_WRITTEN PROBLEM_.
Images do not belong in the copy. Retype all the entries below exactly.

○ ○ ○ ○ ○

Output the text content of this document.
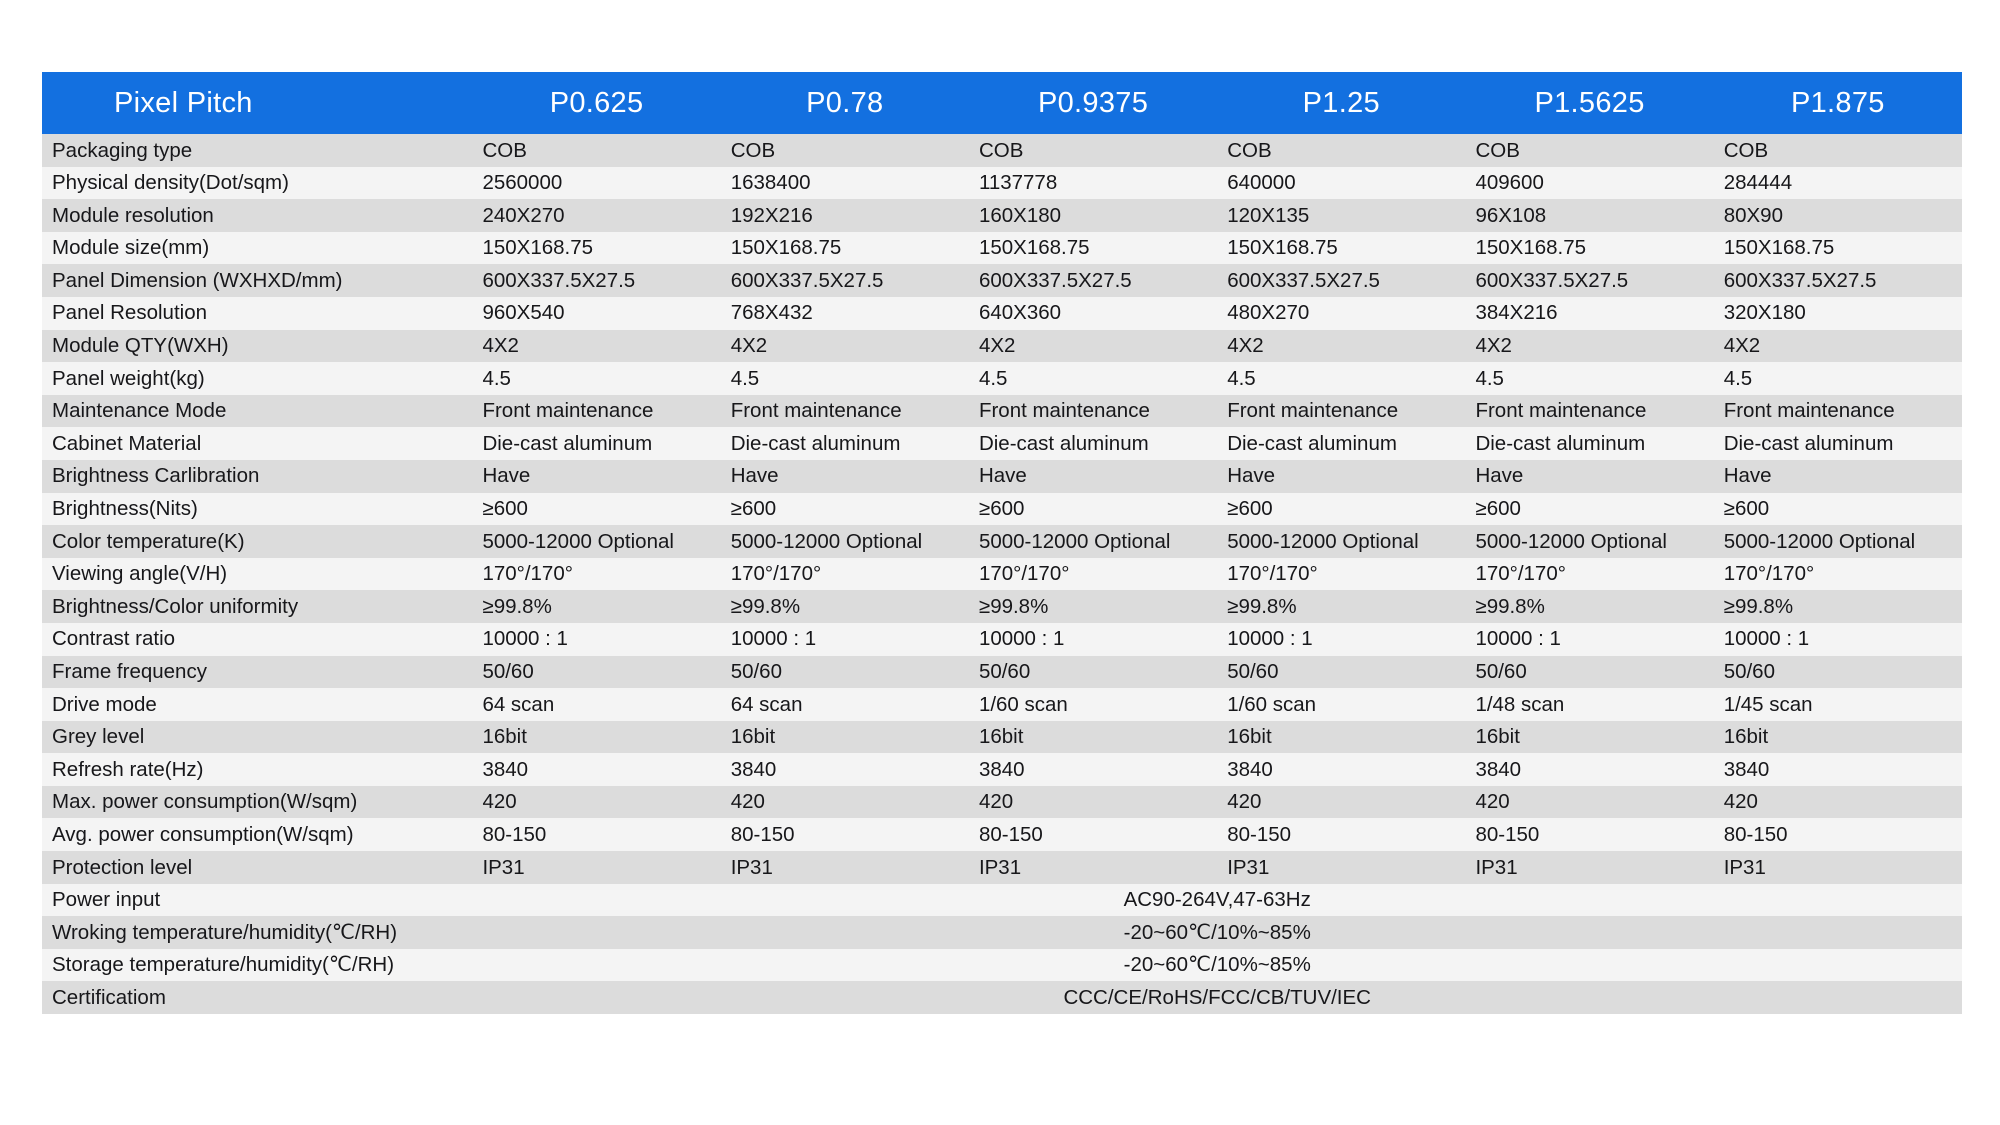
Pixel Pitch	P0.625	P0.78	P0.9375	P1.25	P1.5625	P1.875
Packaging type	COB	COB	COB	COB	COB	COB
Physical density(Dot/sqm)	2560000	1638400	1137778	640000	409600	284444
Module resolution	240X270	192X216	160X180	120X135	96X108	80X90
Module size(mm)	150X168.75	150X168.75	150X168.75	150X168.75	150X168.75	150X168.75
Panel Dimension (WXHXD/mm)	600X337.5X27.5	600X337.5X27.5	600X337.5X27.5	600X337.5X27.5	600X337.5X27.5	600X337.5X27.5
Panel Resolution	960X540	768X432	640X360	480X270	384X216	320X180
Module QTY(WXH)	4X2	4X2	4X2	4X2	4X2	4X2
Panel weight(kg)	4.5	4.5	4.5	4.5	4.5	4.5
Maintenance Mode	Front maintenance	Front maintenance	Front maintenance	Front maintenance	Front maintenance	Front maintenance
Cabinet Material	Die-cast aluminum	Die-cast aluminum	Die-cast aluminum	Die-cast aluminum	Die-cast aluminum	Die-cast aluminum
Brightness Carlibration	Have	Have	Have	Have	Have	Have
Brightness(Nits)	≥600	≥600	≥600	≥600	≥600	≥600
Color temperature(K)	5000-12000 Optional	5000-12000 Optional	5000-12000 Optional	5000-12000 Optional	5000-12000 Optional	5000-12000 Optional
Viewing angle(V/H)	170°/170°	170°/170°	170°/170°	170°/170°	170°/170°	170°/170°
Brightness/Color uniformity	≥99.8%	≥99.8%	≥99.8%	≥99.8%	≥99.8%	≥99.8%
Contrast ratio	10000 : 1	10000 : 1	10000 : 1	10000 : 1	10000 : 1	10000 : 1
Frame frequency	50/60	50/60	50/60	50/60	50/60	50/60
Drive mode	64 scan	64 scan	1/60 scan	1/60 scan	1/48 scan	1/45 scan
Grey level	16bit	16bit	16bit	16bit	16bit	16bit
Refresh rate(Hz)	3840	3840	3840	3840	3840	3840
Max. power consumption(W/sqm)	420	420	420	420	420	420
Avg. power consumption(W/sqm)	80-150	80-150	80-150	80-150	80-150	80-150
Protection level	IP31	IP31	IP31	IP31	IP31	IP31
Power input	AC90-264V,47-63Hz					
Wroking temperature/humidity(℃/RH)	-20~60℃/10%~85%					
Storage temperature/humidity(℃/RH)	-20~60℃/10%~85%					
Certificatiom	CCC/CE/RoHS/FCC/CB/TUV/IEC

○ ○ ○ ○ ○

_FINISHED ANSWER_.
Output the text content of this document.
Pixel Pitch	P0.625	P0.78	P0.9375	P1.25	P1.5625	P1.875
Packaging type	COB	COB	COB	COB	COB	COB
Physical density(Dot/sqm)	2560000	1638400	1137778	640000	409600	284444
Module resolution	240X270	192X216	160X180	120X135	96X108	80X90
Module size(mm)	150X168.75	150X168.75	150X168.75	150X168.75	150X168.75	150X168.75
Panel Dimension (WXHXD/mm)	600X337.5X27.5	600X337.5X27.5	600X337.5X27.5	600X337.5X27.5	600X337.5X27.5	600X337.5X27.5
Panel Resolution	960X540	768X432	640X360	480X270	384X216	320X180
Module QTY(WXH)	4X2	4X2	4X2	4X2	4X2	4X2
Panel weight(kg)	4.5	4.5	4.5	4.5	4.5	4.5
Maintenance Mode	Front maintenance	Front maintenance	Front maintenance	Front maintenance	Front maintenance	Front maintenance
Cabinet Material	Die-cast aluminum	Die-cast aluminum	Die-cast aluminum	Die-cast aluminum	Die-cast aluminum	Die-cast aluminum
Brightness Carlibration	Have	Have	Have	Have	Have	Have
Brightness(Nits)	≥600	≥600	≥600	≥600	≥600	≥600
Color temperature(K)	5000-12000 Optional	5000-12000 Optional	5000-12000 Optional	5000-12000 Optional	5000-12000 Optional	5000-12000 Optional
Viewing angle(V/H)	170°/170°	170°/170°	170°/170°	170°/170°	170°/170°	170°/170°
Brightness/Color uniformity	≥99.8%	≥99.8%	≥99.8%	≥99.8%	≥99.8%	≥99.8%
Contrast ratio	10000 : 1	10000 : 1	10000 : 1	10000 : 1	10000 : 1	10000 : 1
Frame frequency	50/60	50/60	50/60	50/60	50/60	50/60
Drive mode	64 scan	64 scan	1/60 scan	1/60 scan	1/48 scan	1/45 scan
Grey level	16bit	16bit	16bit	16bit	16bit	16bit
Refresh rate(Hz)	3840	3840	3840	3840	3840	3840
Max. power consumption(W/sqm)	420	420	420	420	420	420
Avg. power consumption(W/sqm)	80-150	80-150	80-150	80-150	80-150	80-150
Protection level	IP31	IP31	IP31	IP31	IP31	IP31
Power input	AC90-264V,47-63Hz					
Wroking temperature/humidity(℃/RH)	-20~60℃/10%~85%					
Storage temperature/humidity(℃/RH)	-20~60℃/10%~85%					
Certificatiom	CCC/CE/RoHS/FCC/CB/TUV/IEC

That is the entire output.